**What you should do**
Pull out every line in the data that has the string "ménage" in it.

**Exercise data**

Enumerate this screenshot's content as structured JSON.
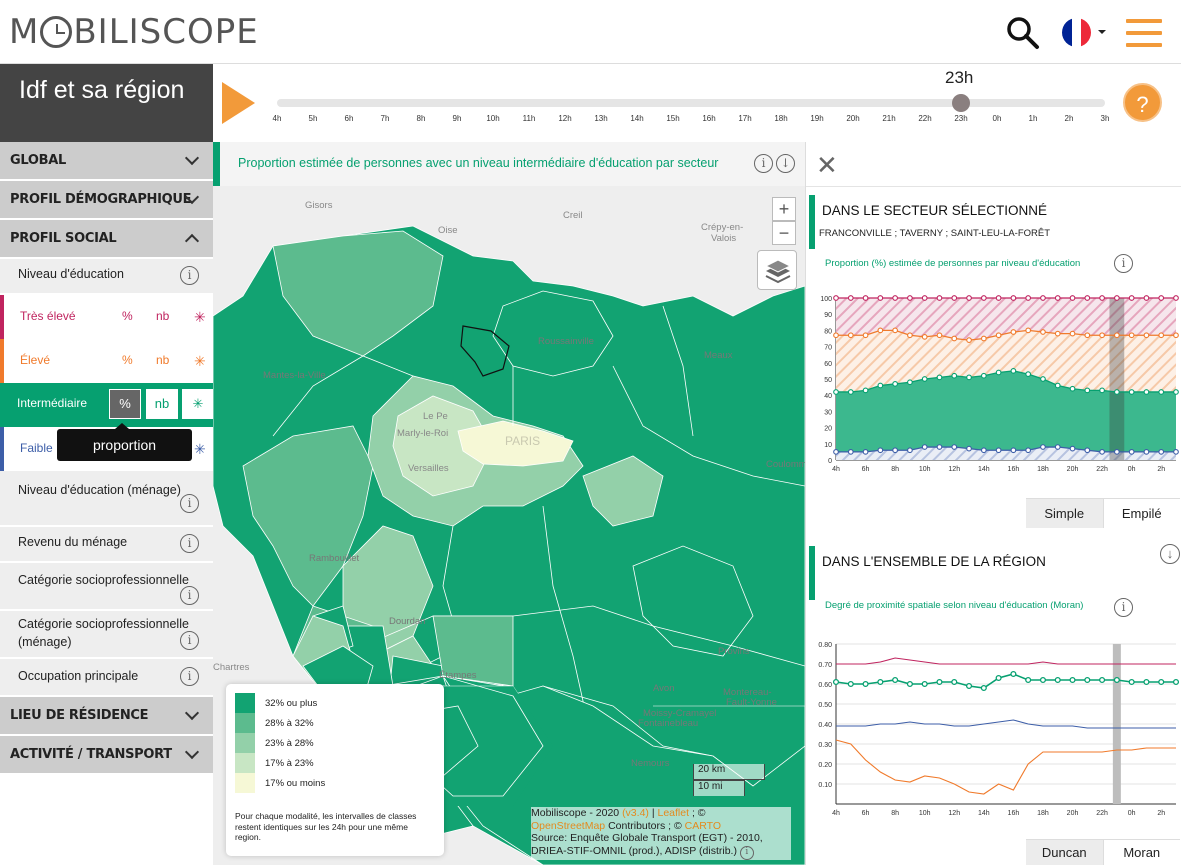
{
  "header": {
    "logo_left": "M",
    "logo_right": "BILISCOPE",
    "flag_colors": [
      "#002395",
      "#ffffff",
      "#ed2939"
    ]
  },
  "region": {
    "title": "Idf et sa région"
  },
  "timebar": {
    "current_time": "23h",
    "current_index": 19,
    "ticks": [
      "4h",
      "5h",
      "6h",
      "7h",
      "8h",
      "9h",
      "10h",
      "11h",
      "12h",
      "13h",
      "14h",
      "15h",
      "16h",
      "17h",
      "18h",
      "19h",
      "20h",
      "21h",
      "22h",
      "23h",
      "0h",
      "1h",
      "2h",
      "3h"
    ],
    "help_label": "?"
  },
  "sidebar": {
    "global": "GLOBAL",
    "demographic": "PROFIL DÉMOGRAPHIQUE",
    "social": "PROFIL SOCIAL",
    "education": "Niveau d'éducation",
    "modalities": {
      "tres_eleve": "Très élevé",
      "eleve": "Élevé",
      "intermediaire": "Intermédiaire",
      "faible": "Faible",
      "pct": "%",
      "nb": "nb",
      "star": "✳"
    },
    "tooltip": "proportion",
    "items": [
      "Niveau d'éducation (ménage)",
      "Revenu du ménage",
      "Catégorie socioprofessionnelle",
      "Catégorie socioprofessionnelle (ménage)",
      "Occupation principale"
    ],
    "residence": "LIEU DE RÉSIDENCE",
    "activity": "ACTIVITÉ / TRANSPORT",
    "info": "i",
    "colors": {
      "tres_eleve": "#c0245f",
      "eleve": "#f07a2b",
      "intermediaire": "#06a070",
      "faible": "#3d5ea8"
    }
  },
  "map": {
    "title": "Proportion estimée de personnes avec un niveau intermédiaire d'éducation par secteur",
    "info": "i",
    "download": "↓",
    "zoom_in": "+",
    "zoom_out": "−",
    "places": [
      "Gisors",
      "Creil",
      "Crépy-en-",
      "Valois",
      "Oise",
      "Roussainville",
      "Meaux",
      "Mantes-la-Ville",
      "Le Pe",
      "Marly-le-Roi",
      "PARIS",
      "Versailles",
      "Coulomm",
      "Rambouillet",
      "Dourdan",
      "Étampes",
      "Chartres",
      "Avon",
      "Moissy-Cramayel",
      "Fontainebleau",
      "Nemours",
      "Provins",
      "Montereau-",
      "Fault-Yonne"
    ],
    "legend": [
      {
        "label": "32% ou plus",
        "color": "#12a372"
      },
      {
        "label": "28% à 32%",
        "color": "#5cbb8e"
      },
      {
        "label": "23% à 28%",
        "color": "#93d0a9"
      },
      {
        "label": "17% à 23%",
        "color": "#c8e6c4"
      },
      {
        "label": "17% ou moins",
        "color": "#f6f8d6"
      }
    ],
    "legend_note": "Pour chaque modalité, les intervalles de classes restent identiques sur les 24h pour une même region.",
    "scale_km": "20 km",
    "scale_mi": "10 mi",
    "attribution": {
      "line1": "Mobiliscope - 2020",
      "version": "(v3.4)",
      "sep": "|",
      "leaflet": "Leaflet",
      "copy": "; ©",
      "osm": "OpenStreetMap",
      "contrib": "Contributors ; ©",
      "carto": "CARTO",
      "source": "Source: Enquête Globale Transport (EGT) - 2010, DRIEA-STIF-OMNIL (prod.), ADISP (distrib.)"
    }
  },
  "panel": {
    "close": "✕",
    "sector_title": "DANS LE SECTEUR SÉLECTIONNÉ",
    "sector_name": "FRANCONVILLE ; TAVERNY ; SAINT-LEU-LA-FORÊT",
    "chart1_title": "Proportion (%) estimée de personnes par niveau d'éducation",
    "tabs1": [
      "Simple",
      "Empilé"
    ],
    "region_title": "DANS L'ENSEMBLE DE LA RÉGION",
    "chart2_title": "Degré de proximité spatiale selon niveau d'éducation (Moran)",
    "tabs2": [
      "Duncan",
      "Moran"
    ],
    "download": "↓",
    "info": "i"
  },
  "chart_data": [
    {
      "type": "area",
      "x": [
        "4h",
        "5h",
        "6h",
        "7h",
        "8h",
        "9h",
        "10h",
        "11h",
        "12h",
        "13h",
        "14h",
        "15h",
        "16h",
        "17h",
        "18h",
        "19h",
        "20h",
        "21h",
        "22h",
        "23h",
        "0h",
        "1h",
        "2h",
        "3h"
      ],
      "ylim": [
        0,
        100
      ],
      "yticks": [
        0,
        10,
        20,
        30,
        40,
        50,
        60,
        70,
        80,
        90,
        100
      ],
      "xticks": [
        "4h",
        "6h",
        "8h",
        "10h",
        "12h",
        "14h",
        "16h",
        "18h",
        "20h",
        "22h",
        "0h",
        "2h"
      ],
      "highlight": "23h",
      "series": [
        {
          "values": [
            100,
            100,
            100,
            100,
            100,
            100,
            100,
            100,
            100,
            100,
            100,
            100,
            100,
            100,
            100,
            100,
            100,
            100,
            100,
            100,
            100,
            100,
            100,
            100
          ],
          "color": "#c0245f"
        },
        {
          "values": [
            77,
            77,
            77,
            80,
            80,
            77,
            76,
            77,
            75,
            74,
            75,
            77,
            79,
            80,
            79,
            78,
            78,
            77,
            77,
            77,
            77,
            77,
            77,
            77
          ],
          "color": "#f07a2b"
        },
        {
          "values": [
            42,
            42,
            43,
            46,
            47,
            48,
            50,
            51,
            52,
            51,
            52,
            54,
            55,
            53,
            50,
            46,
            44,
            43,
            43,
            42,
            42,
            42,
            42,
            42
          ],
          "color": "#06a070"
        },
        {
          "values": [
            5,
            5,
            5,
            6,
            6,
            6,
            8,
            8,
            8,
            7,
            6,
            6,
            6,
            6,
            8,
            8,
            7,
            6,
            5,
            5,
            5,
            5,
            5,
            5
          ],
          "color": "#3d5ea8"
        }
      ]
    },
    {
      "type": "line",
      "x": [
        "4h",
        "5h",
        "6h",
        "7h",
        "8h",
        "9h",
        "10h",
        "11h",
        "12h",
        "13h",
        "14h",
        "15h",
        "16h",
        "17h",
        "18h",
        "19h",
        "20h",
        "21h",
        "22h",
        "23h",
        "0h",
        "1h",
        "2h",
        "3h"
      ],
      "ylim": [
        0.0,
        0.8
      ],
      "yticks": [
        "0.10",
        "0.20",
        "0.30",
        "0.40",
        "0.50",
        "0.60",
        "0.70",
        "0.80"
      ],
      "xticks": [
        "4h",
        "6h",
        "8h",
        "10h",
        "12h",
        "14h",
        "16h",
        "18h",
        "20h",
        "22h",
        "0h",
        "2h"
      ],
      "highlight": "23h",
      "series": [
        {
          "values": [
            0.7,
            0.7,
            0.7,
            0.71,
            0.73,
            0.72,
            0.71,
            0.7,
            0.7,
            0.7,
            0.7,
            0.7,
            0.7,
            0.7,
            0.71,
            0.7,
            0.7,
            0.7,
            0.7,
            0.7,
            0.7,
            0.7,
            0.7,
            0.7
          ],
          "color": "#c0245f"
        },
        {
          "values": [
            0.61,
            0.6,
            0.6,
            0.61,
            0.62,
            0.6,
            0.6,
            0.61,
            0.61,
            0.59,
            0.58,
            0.63,
            0.65,
            0.62,
            0.62,
            0.62,
            0.62,
            0.62,
            0.62,
            0.62,
            0.61,
            0.61,
            0.61,
            0.61
          ],
          "color": "#06a070"
        },
        {
          "values": [
            0.39,
            0.39,
            0.39,
            0.4,
            0.4,
            0.41,
            0.4,
            0.4,
            0.39,
            0.39,
            0.4,
            0.41,
            0.42,
            0.4,
            0.39,
            0.39,
            0.39,
            0.38,
            0.38,
            0.38,
            0.38,
            0.38,
            0.38,
            0.38
          ],
          "color": "#3d5ea8"
        },
        {
          "values": [
            0.32,
            0.3,
            0.22,
            0.16,
            0.12,
            0.11,
            0.14,
            0.13,
            0.1,
            0.06,
            0.05,
            0.1,
            0.07,
            0.2,
            0.26,
            0.26,
            0.26,
            0.26,
            0.26,
            0.27,
            0.27,
            0.28,
            0.28,
            0.28
          ],
          "color": "#f07a2b"
        }
      ]
    }
  ]
}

**Solution**
      "Niveau d'éducation (ménage)",
      "Revenu du ménage",
      "Catégorie socioprofessionnelle (ménage)",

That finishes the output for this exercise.